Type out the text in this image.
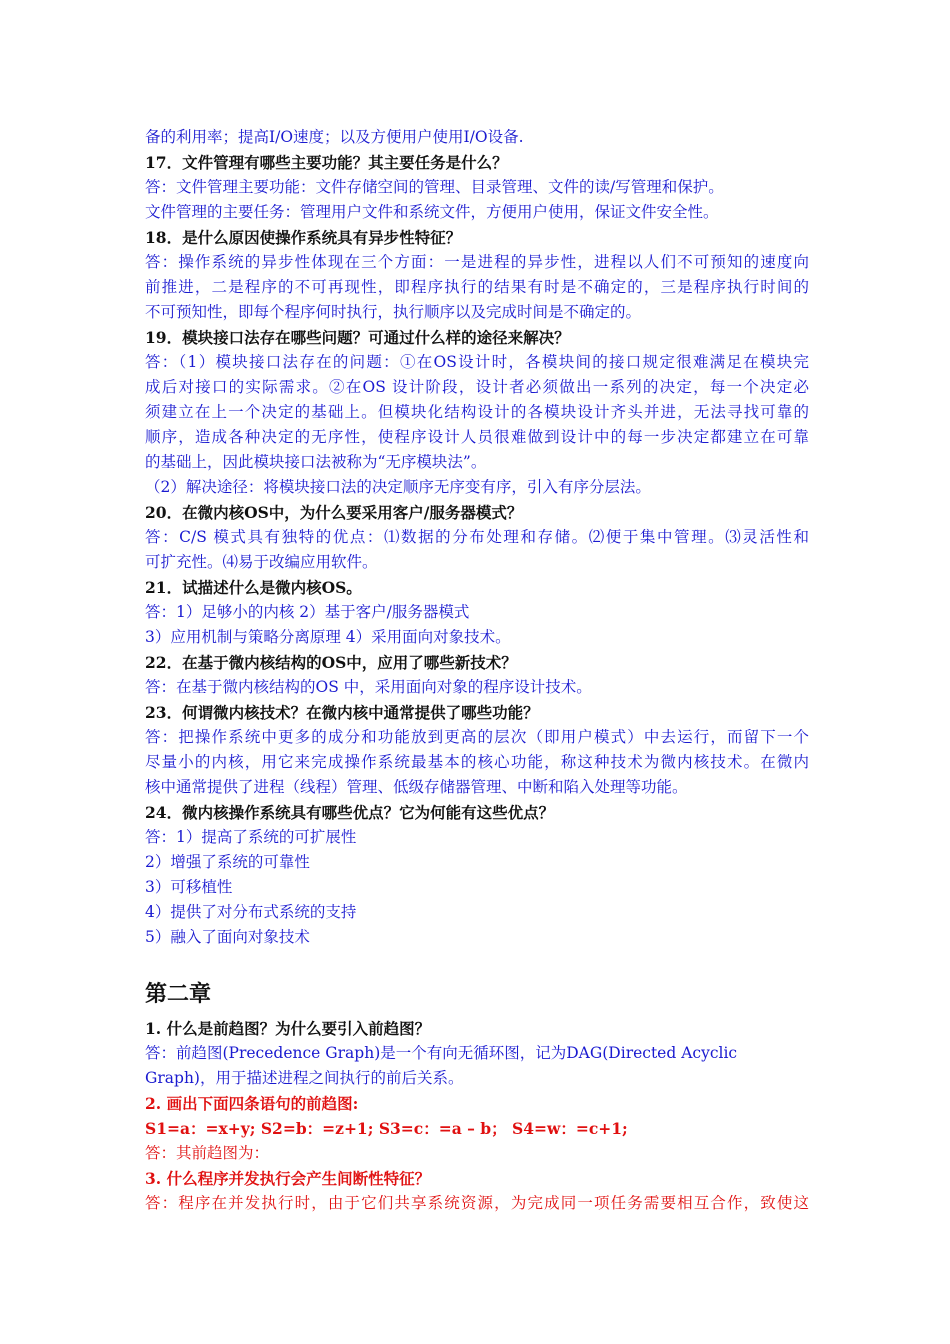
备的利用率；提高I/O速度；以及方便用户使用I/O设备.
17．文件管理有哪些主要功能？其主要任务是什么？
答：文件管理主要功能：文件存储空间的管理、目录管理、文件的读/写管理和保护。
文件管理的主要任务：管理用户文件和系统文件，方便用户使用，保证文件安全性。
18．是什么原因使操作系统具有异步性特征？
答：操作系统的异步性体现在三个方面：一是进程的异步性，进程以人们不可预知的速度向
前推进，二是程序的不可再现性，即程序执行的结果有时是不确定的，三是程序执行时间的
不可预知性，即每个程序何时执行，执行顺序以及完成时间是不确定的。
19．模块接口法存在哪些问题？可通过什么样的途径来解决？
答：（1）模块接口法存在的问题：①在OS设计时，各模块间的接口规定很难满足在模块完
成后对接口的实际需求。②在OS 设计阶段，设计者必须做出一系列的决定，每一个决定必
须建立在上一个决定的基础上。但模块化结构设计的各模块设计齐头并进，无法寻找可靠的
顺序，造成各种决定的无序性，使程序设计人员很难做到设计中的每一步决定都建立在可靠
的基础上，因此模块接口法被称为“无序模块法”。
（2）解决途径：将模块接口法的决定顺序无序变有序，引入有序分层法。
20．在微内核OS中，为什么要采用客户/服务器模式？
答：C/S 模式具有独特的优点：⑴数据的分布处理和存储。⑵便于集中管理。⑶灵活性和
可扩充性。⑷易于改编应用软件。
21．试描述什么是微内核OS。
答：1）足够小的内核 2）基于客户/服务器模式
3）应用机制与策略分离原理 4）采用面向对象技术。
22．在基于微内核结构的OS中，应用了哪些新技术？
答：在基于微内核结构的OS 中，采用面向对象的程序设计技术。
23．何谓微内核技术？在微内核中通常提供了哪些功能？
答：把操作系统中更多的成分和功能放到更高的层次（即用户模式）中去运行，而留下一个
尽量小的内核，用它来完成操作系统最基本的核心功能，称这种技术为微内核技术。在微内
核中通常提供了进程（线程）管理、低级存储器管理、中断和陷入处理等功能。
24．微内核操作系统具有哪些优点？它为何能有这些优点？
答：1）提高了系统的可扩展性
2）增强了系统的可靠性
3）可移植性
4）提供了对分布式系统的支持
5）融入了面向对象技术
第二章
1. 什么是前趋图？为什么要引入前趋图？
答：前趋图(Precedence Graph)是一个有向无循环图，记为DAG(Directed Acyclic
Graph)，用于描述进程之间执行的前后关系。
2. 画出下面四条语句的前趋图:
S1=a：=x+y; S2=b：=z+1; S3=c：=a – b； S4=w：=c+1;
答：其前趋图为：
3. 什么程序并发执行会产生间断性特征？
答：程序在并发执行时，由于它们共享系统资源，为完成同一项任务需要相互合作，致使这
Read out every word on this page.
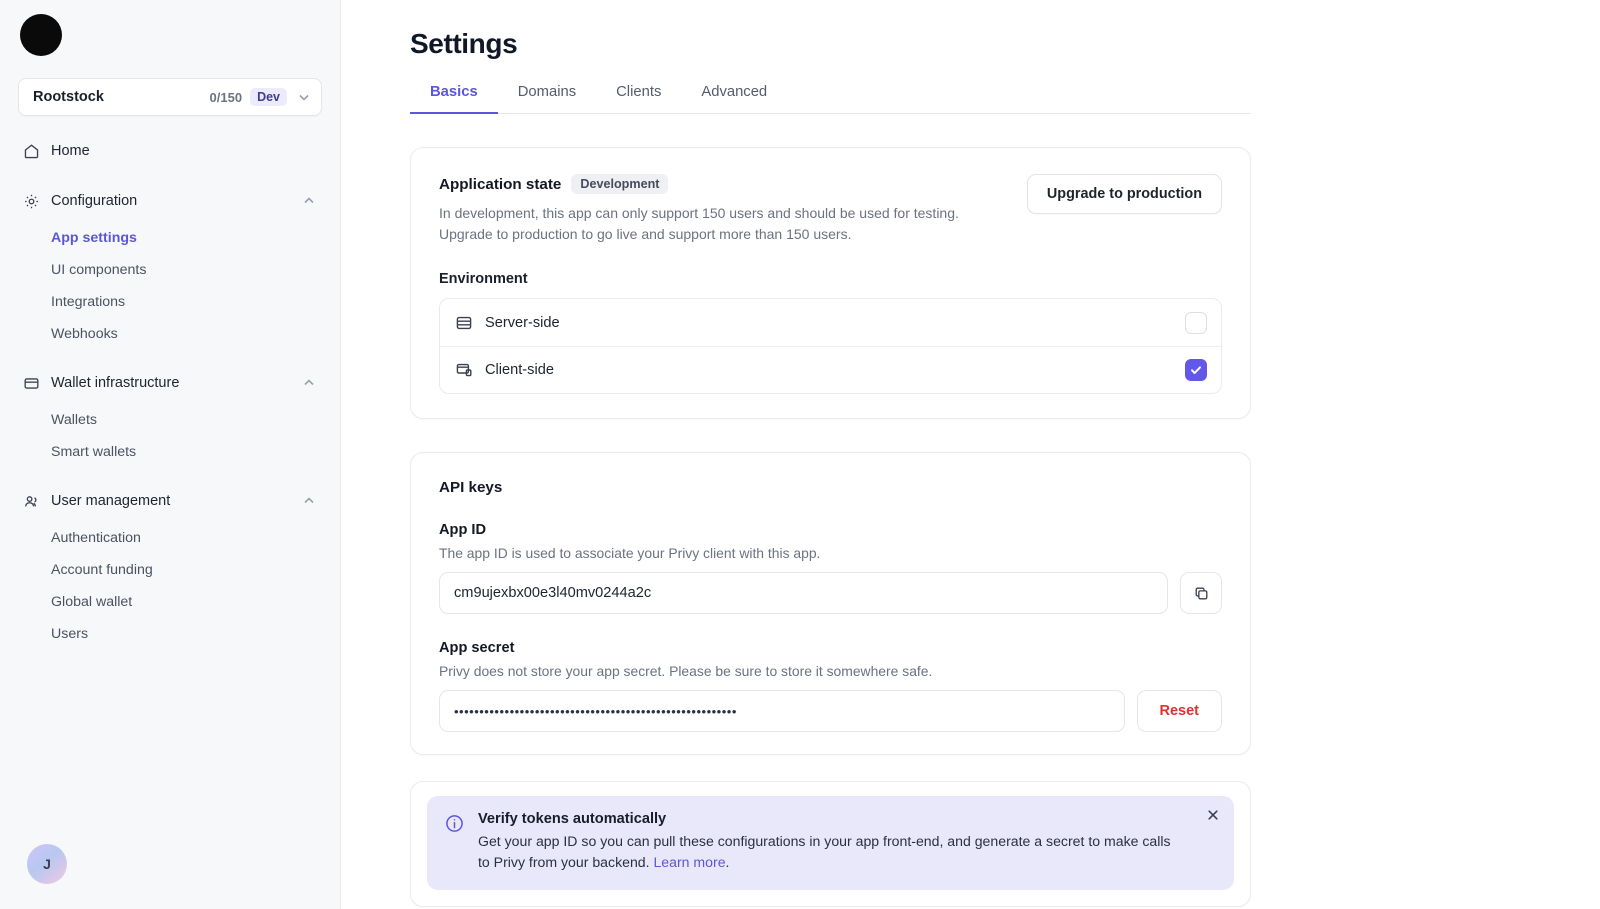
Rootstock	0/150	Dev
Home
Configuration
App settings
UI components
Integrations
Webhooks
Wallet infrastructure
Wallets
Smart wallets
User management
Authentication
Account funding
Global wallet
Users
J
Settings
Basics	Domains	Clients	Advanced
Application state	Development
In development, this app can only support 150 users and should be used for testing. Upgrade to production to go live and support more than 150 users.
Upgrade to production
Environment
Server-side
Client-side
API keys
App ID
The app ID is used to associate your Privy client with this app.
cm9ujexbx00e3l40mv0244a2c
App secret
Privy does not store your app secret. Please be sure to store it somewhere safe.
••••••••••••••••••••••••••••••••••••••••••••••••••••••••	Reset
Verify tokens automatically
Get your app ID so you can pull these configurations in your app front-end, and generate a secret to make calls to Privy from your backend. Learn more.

= = = = =

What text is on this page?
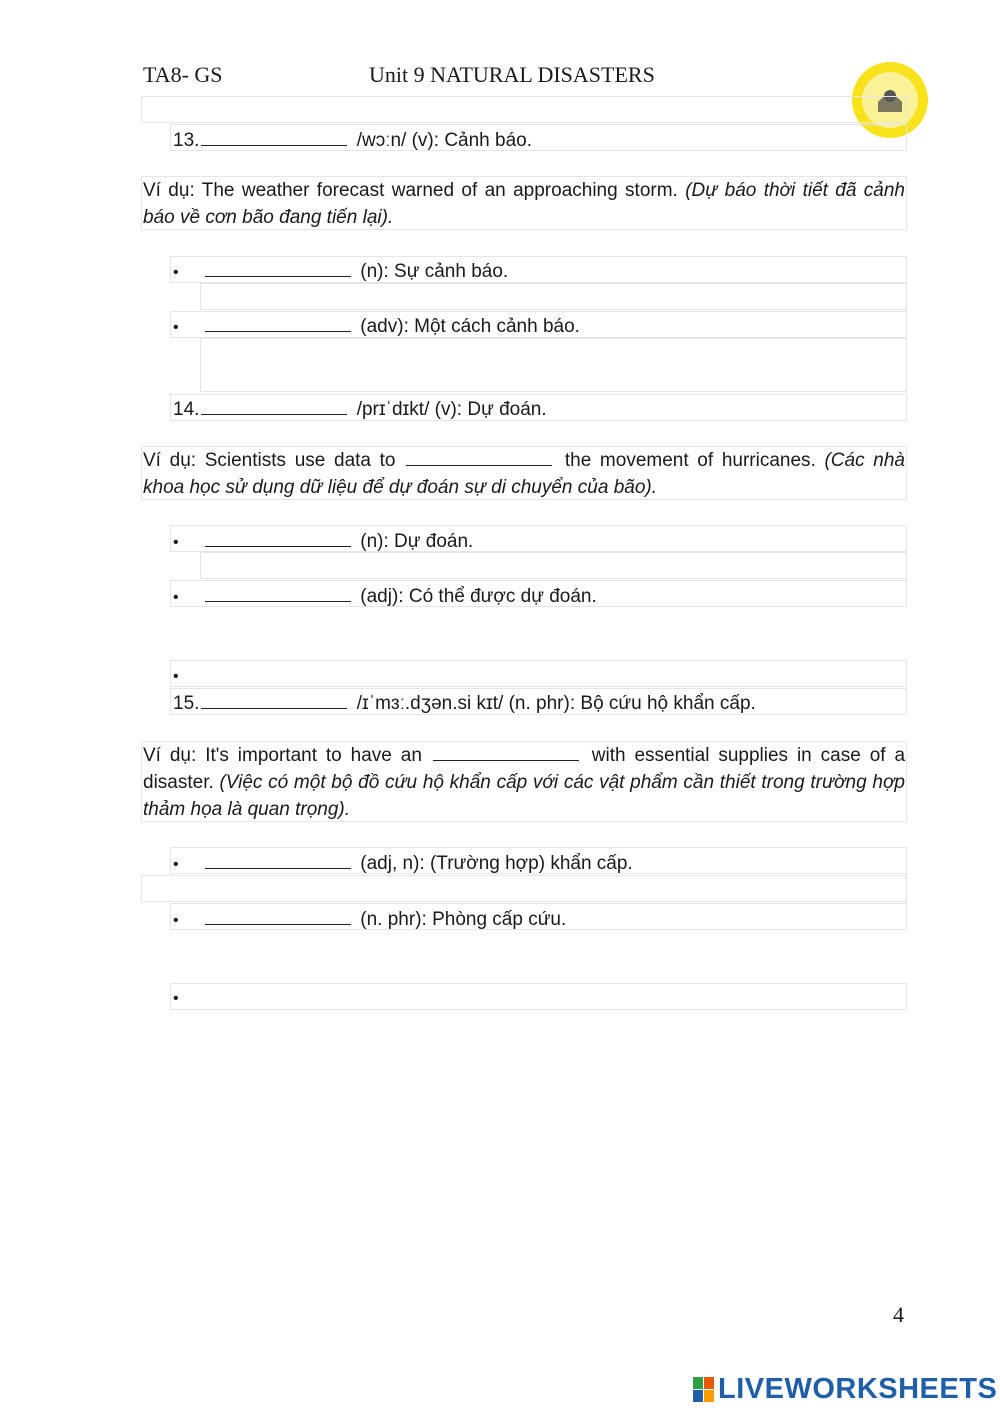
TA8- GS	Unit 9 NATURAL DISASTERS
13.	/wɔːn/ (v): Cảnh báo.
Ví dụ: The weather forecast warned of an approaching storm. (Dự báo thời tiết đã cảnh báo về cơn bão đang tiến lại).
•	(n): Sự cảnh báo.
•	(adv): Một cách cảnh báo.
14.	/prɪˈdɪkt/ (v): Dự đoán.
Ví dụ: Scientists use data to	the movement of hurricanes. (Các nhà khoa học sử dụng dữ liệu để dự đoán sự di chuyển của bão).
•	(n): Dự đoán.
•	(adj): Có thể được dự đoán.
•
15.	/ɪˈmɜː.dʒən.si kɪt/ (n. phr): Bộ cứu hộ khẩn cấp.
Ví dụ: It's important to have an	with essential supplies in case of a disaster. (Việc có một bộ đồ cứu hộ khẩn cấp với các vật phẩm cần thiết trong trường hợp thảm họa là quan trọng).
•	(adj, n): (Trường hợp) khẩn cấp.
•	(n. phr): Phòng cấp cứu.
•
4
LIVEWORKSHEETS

= = = = =

> **Exercise description**: Look through the entries above. Extract each line with the word "page".

> **Full output**:
Read out every word on this page.
What text is on this page?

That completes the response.